Requirement -
Gather all lines in the data that hold the string "mins".

-- begin Data excerpts --

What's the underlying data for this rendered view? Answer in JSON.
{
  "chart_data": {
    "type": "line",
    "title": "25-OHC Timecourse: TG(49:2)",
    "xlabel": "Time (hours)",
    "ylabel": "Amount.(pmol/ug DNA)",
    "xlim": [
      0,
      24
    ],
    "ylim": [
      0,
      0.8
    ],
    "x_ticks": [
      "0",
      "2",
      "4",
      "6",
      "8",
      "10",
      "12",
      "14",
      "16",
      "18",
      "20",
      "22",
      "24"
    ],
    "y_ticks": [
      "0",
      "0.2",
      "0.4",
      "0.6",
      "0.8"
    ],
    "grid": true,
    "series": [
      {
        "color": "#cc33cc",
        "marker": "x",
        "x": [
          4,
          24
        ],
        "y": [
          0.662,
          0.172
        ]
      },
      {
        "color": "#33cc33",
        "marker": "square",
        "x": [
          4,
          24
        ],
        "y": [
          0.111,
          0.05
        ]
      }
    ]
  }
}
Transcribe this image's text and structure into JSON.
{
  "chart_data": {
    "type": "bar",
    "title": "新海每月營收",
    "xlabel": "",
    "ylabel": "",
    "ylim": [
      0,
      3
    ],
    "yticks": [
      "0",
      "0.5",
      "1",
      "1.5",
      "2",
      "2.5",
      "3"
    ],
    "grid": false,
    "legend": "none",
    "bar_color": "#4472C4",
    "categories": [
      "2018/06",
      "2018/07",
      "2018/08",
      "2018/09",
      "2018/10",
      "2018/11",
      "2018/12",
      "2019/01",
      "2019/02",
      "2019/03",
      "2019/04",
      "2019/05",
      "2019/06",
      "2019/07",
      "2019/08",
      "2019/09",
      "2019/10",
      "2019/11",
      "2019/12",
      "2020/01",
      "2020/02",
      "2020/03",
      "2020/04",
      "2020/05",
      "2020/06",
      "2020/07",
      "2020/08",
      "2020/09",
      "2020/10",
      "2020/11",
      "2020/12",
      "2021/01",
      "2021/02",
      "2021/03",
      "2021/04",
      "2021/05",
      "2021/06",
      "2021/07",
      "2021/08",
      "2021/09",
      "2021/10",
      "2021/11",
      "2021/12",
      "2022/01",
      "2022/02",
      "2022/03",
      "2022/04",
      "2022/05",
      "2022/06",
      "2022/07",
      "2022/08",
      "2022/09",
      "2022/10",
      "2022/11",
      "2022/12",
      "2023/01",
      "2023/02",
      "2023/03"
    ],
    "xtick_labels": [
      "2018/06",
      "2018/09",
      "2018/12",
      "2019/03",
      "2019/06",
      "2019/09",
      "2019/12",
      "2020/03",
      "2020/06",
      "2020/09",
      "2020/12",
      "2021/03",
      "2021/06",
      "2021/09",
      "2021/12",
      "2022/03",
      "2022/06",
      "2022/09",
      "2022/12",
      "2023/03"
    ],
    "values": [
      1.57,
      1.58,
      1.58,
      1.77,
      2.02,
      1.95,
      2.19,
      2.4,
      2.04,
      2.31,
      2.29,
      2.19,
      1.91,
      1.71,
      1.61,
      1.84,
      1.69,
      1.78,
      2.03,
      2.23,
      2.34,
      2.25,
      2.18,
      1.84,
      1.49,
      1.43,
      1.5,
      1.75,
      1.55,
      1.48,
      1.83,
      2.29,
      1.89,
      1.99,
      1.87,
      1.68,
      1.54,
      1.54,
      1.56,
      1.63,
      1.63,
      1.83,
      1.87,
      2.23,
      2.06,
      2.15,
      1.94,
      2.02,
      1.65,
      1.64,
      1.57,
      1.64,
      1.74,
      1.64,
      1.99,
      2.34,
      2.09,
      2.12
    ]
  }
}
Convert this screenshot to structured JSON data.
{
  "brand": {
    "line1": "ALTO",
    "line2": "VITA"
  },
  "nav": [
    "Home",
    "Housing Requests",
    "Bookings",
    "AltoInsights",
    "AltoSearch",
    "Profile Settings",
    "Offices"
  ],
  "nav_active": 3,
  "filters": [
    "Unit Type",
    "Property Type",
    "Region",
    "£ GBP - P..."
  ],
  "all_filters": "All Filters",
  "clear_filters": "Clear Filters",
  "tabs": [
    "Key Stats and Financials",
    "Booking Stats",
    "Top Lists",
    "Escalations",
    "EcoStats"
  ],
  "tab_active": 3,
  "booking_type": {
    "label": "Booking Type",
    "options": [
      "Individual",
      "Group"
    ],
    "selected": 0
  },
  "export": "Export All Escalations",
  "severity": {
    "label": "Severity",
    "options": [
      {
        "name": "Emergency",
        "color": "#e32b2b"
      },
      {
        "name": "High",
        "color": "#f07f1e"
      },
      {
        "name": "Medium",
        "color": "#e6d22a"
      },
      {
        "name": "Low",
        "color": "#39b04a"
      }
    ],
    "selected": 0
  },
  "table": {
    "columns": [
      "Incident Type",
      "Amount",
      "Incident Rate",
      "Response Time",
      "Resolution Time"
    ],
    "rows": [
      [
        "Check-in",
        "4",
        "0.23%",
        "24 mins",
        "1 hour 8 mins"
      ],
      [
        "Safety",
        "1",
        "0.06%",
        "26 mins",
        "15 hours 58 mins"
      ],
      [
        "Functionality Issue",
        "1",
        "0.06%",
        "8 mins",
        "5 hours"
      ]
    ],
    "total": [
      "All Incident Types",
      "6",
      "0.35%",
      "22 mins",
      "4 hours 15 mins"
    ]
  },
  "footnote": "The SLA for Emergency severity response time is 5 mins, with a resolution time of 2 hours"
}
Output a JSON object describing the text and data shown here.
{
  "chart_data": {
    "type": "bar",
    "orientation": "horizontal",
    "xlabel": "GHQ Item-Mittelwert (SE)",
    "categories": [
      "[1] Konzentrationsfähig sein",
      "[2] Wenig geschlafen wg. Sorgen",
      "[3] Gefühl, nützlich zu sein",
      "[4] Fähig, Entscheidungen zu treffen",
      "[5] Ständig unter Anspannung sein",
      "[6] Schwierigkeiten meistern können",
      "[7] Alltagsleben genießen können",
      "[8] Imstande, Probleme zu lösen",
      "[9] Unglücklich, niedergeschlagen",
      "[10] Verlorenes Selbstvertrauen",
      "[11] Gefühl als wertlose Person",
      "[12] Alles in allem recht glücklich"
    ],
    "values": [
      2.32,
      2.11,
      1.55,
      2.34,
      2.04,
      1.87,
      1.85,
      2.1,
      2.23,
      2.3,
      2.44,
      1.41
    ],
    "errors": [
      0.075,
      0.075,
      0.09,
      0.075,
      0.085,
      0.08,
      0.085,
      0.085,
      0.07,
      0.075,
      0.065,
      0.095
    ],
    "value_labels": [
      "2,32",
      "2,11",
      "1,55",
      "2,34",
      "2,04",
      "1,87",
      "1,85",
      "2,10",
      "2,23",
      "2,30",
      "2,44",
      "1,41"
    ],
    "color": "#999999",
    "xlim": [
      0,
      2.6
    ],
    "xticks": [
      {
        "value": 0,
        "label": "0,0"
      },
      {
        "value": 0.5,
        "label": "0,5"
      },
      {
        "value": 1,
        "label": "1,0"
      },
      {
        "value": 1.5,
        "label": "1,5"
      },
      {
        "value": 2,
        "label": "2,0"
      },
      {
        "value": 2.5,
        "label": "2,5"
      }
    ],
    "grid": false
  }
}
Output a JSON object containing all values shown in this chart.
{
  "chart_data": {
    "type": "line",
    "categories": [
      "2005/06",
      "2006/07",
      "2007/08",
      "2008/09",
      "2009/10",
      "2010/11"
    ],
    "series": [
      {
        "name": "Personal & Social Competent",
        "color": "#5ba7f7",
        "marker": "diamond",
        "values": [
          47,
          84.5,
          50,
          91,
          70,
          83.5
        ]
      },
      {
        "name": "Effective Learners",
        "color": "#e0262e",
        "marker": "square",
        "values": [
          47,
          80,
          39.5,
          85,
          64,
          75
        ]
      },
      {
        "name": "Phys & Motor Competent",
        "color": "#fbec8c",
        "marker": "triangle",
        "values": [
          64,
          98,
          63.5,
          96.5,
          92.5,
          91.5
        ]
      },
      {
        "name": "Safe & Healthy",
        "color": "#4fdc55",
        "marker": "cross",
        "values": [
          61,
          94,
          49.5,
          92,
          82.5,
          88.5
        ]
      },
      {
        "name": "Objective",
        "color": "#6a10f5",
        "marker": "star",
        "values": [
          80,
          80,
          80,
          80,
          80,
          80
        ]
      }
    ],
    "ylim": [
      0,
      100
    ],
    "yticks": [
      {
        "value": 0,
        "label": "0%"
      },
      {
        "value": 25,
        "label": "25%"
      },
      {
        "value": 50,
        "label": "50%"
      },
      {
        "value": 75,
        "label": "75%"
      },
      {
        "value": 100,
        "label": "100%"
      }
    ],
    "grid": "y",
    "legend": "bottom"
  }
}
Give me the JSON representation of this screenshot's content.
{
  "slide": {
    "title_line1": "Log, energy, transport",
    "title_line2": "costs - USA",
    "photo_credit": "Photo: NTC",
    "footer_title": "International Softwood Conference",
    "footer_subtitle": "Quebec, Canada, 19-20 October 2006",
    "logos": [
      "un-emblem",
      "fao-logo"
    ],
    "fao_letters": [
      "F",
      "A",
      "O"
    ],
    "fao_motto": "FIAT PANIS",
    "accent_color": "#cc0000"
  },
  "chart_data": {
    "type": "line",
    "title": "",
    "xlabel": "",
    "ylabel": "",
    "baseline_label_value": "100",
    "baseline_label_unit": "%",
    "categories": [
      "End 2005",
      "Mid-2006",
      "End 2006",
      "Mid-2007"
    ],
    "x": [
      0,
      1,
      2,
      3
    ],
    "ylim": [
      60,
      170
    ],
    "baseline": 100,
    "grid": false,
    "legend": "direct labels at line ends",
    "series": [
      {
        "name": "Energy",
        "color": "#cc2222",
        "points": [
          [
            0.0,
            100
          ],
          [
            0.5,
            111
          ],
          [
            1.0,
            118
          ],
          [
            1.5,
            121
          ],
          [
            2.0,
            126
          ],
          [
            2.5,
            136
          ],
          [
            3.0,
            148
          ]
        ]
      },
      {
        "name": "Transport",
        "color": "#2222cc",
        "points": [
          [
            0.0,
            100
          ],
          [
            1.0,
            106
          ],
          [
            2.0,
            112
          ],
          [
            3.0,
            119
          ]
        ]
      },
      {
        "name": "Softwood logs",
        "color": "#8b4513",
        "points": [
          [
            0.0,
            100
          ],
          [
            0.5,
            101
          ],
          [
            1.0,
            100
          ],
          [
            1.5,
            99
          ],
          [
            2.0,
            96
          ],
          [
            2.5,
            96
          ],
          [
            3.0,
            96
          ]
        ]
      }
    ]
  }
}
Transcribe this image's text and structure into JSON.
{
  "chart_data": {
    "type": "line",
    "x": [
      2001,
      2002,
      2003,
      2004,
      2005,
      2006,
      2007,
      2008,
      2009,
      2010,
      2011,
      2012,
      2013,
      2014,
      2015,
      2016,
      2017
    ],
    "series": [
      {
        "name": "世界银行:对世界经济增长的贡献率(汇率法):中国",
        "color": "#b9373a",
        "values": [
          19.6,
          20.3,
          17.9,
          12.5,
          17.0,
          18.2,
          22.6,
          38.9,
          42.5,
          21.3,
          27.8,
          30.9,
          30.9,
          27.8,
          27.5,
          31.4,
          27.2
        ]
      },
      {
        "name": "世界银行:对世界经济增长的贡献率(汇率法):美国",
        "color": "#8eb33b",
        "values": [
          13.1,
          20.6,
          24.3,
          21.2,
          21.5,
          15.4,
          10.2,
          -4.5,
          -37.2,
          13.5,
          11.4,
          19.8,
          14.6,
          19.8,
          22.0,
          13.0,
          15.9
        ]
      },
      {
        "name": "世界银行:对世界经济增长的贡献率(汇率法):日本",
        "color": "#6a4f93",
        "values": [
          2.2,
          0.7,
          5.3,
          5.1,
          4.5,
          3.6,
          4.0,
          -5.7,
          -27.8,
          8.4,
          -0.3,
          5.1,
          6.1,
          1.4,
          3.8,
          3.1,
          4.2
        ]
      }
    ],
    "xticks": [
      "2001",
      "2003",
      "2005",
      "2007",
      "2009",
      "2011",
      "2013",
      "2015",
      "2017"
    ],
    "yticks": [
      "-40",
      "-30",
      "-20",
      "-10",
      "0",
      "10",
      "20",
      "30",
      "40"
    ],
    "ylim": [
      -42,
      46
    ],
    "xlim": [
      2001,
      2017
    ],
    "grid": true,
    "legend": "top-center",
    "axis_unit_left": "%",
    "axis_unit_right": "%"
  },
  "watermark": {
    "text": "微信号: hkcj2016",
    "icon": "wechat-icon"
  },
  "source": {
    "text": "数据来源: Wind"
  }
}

-- end Data excerpts --

Result for this task -
        "24 mins",
        "1 hour 8 mins"
        "26 mins",
        "15 hours 58 mins"
        "8 mins",
      "22 mins",
      "4 hours 15 mins"
  "footnote": "The SLA for Emergency severity response time is 5 mins, with a resolution time of 2 hours"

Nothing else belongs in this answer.